Exercise task a
Put the lines of the records, from the line with "svg-text:150°: 150° — [966, 19, 1026, 55]" to the line with "svg-text:135°: 135° — [25, 19, 85, 55]", into a Markdown table with the columns Row and Line. Include both end lines, number each row, and omit blank lines.

Document
▬▬▬▬▬▬
“Divergent” Takes the Path Most Traveled

Divergent

Divergent (Neil Burger, 2014)

In a post-apocalyptic world, where the survivors once struggled in the aftermath of war but have since rebuilt their society in new and innovative – and, to some, frightening – ways, a young rebel will emerge in a time of crisis to lead the faithful forward on the path to a new and better life. Her name is . . . Beatrice Prior. If you thought I was going to write Katniss Everdeen, then you haven’t been paying attention to the marketing hype over the past month (and more power to you!). If you don’t even know who Katniss is, then I wish you the best in navigating the fevered dystopian landscape of today’s best-seller scene, as populated as it is with hit young-adult book series like The Hunger Games and Divergent. May the odds be ever in your favor.

The Divergent series consist of three books (surprise!), the last of which, Allegiant, was just published in October, 2013. The author is 25-year-old Veronica Roth, who sold the first book while she was still a Senior at Northwestern University. My hats off to her! I just wish the series were better and less derivative of so many previous works (The Hunger Games being only the most obvious source). I have read the first book and the second (Insurgent), and am now struggling through the third (really struggling). The writing has deteriorated with each volume, becoming ever more stale and desperate. I don’t know if I’ll make it to the end of Allegiant before my library e-book loan expires (I have no intention of buying).

Still, the first book had some interesting aspects to it, and since the movie hews close to its plot, I’ll briefly describe the world of both. In a Chicago of an unspecified future, the remnants of human civilization have divided themselves into five “factions” – Abnegation, Amity, Candor, Dauntless, Erudite – where the character trait implied by the faction name is practiced by its members to the near-exclusion of all other behaviors (if you’re looking at that list and wondering why “Amity” isn’t “Benevolence” – for example – to make it a perfect alphabetical list that would match the simplicity of the conceit, I have no answer for you.). Every Chicagoan must, at the age of 16, choose whether to remain in their birth faction or switch to one more in line with how they see themselves. Since the members of Abnegation are supposed to be selfless, they govern the city; Amity farms (don’t ask); Candor debates openly and without prejudice (which somehow serves the city); Dauntless guards the city’s perimeter; and Erudite gathers knowledge, invents things, and wonders why they don’t get to rule (why is it so frequently the intellectuals – often the targets of bullying in real life – who are the bad guys in fiction?).
▬▬▬▬▬▬
Data listing
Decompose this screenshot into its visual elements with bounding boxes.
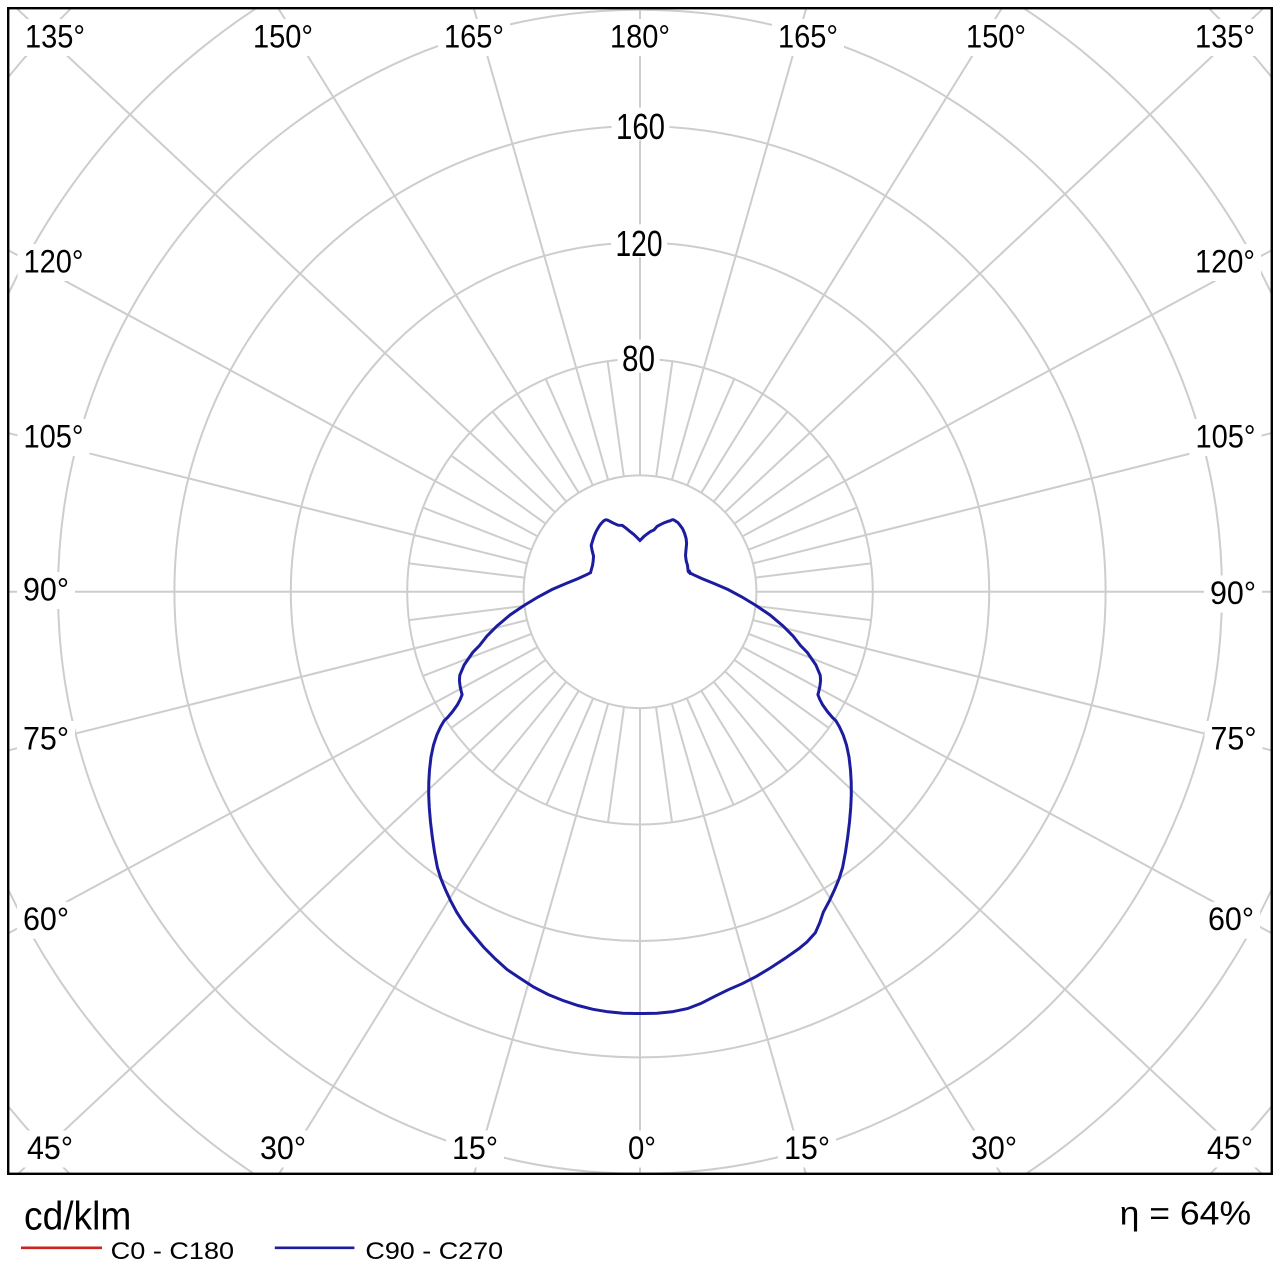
svg-text:150°: 150° — [966, 19, 1026, 55]
svg-text:105°: 105° — [1196, 419, 1256, 455]
svg-text:45°: 45° — [27, 1130, 73, 1166]
svg-text:η = 64%: η = 64% — [1120, 1195, 1252, 1232]
svg-text:180°: 180° — [610, 19, 670, 55]
svg-text:30°: 30° — [260, 1130, 306, 1166]
svg-text:30°: 30° — [971, 1130, 1017, 1166]
svg-text:90°: 90° — [1210, 575, 1256, 611]
svg-text:120: 120 — [616, 223, 663, 264]
svg-text:160: 160 — [616, 106, 665, 147]
svg-text:150°: 150° — [253, 19, 313, 55]
svg-text:60°: 60° — [1208, 901, 1254, 937]
svg-text:90°: 90° — [23, 572, 69, 608]
svg-text:135°: 135° — [25, 19, 85, 55]
svg-text:cd/klm: cd/klm — [24, 1195, 131, 1239]
svg-text:C90 - C270: C90 - C270 — [365, 1238, 503, 1265]
svg-text:45°: 45° — [1207, 1130, 1253, 1166]
svg-text:0°: 0° — [628, 1130, 656, 1166]
svg-text:165°: 165° — [444, 19, 504, 55]
svg-text:15°: 15° — [452, 1130, 498, 1166]
svg-text:15°: 15° — [784, 1130, 830, 1166]
svg-text:165°: 165° — [778, 19, 838, 55]
svg-text:80: 80 — [622, 338, 655, 379]
svg-text:105°: 105° — [24, 419, 84, 455]
svg-text:60°: 60° — [23, 901, 69, 937]
svg-text:75°: 75° — [1211, 721, 1257, 757]
svg-text:135°: 135° — [1195, 19, 1255, 55]
svg-text:C0 - C180: C0 - C180 — [111, 1238, 234, 1265]
svg-text:120°: 120° — [24, 244, 84, 280]
svg-text:120°: 120° — [1195, 244, 1255, 280]
svg-text:75°: 75° — [23, 721, 69, 757]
▬▬▬▬▬▬
Exercise task b
Output the review's wording verbatim, from "The Divergent series consist" to "intention of buying).".

Complete answer a
| Row | Line |
|---|---|
| 1 | svg-text:150°: 150° — [966, 19, 1026, 55] |
| 2 | svg-text:105°: 105° — [1196, 419, 1256, 455] |
| 3 | svg-text:45°: 45° — [27, 1130, 73, 1166] |
| 4 | svg-text:η = 64%: η = 64% — [1120, 1195, 1252, 1232] |
| 5 | svg-text:180°: 180° — [610, 19, 670, 55] |
| 6 | svg-text:30°: 30° — [260, 1130, 306, 1166] |
| 7 | svg-text:30°: 30° — [971, 1130, 1017, 1166] |
| 8 | svg-text:90°: 90° — [1210, 575, 1256, 611] |
| 9 | svg-text:120: 120 — [616, 223, 663, 264] |
| 10 | svg-text:160: 160 — [616, 106, 665, 147] |
| 11 | svg-text:150°: 150° — [253, 19, 313, 55] |
| 12 | svg-text:60°: 60° — [1208, 901, 1254, 937] |
| 13 | svg-text:90°: 90° — [23, 572, 69, 608] |
| 14 | svg-text:135°: 135° — [25, 19, 85, 55] |

Complete answer b
The Divergent series consist of three books (surprise!), the last of which, Allegiant, was just published in October, 2013. The author is 25-year-old Veronica Roth, who sold the first book while she was still a Senior at Northwestern University. My hats off to her! I just wish the series were better and less derivative of so many previous works (The Hunger Games being only the most obvious source). I have read the first book and the second (Insurgent), and am now struggling through the third (really struggling). The writing has deteriorated with each volume, becoming ever more stale and desperate. I don’t know if I’ll make it to the end of Allegiant before my library e-book loan expires (I have no intention of buying).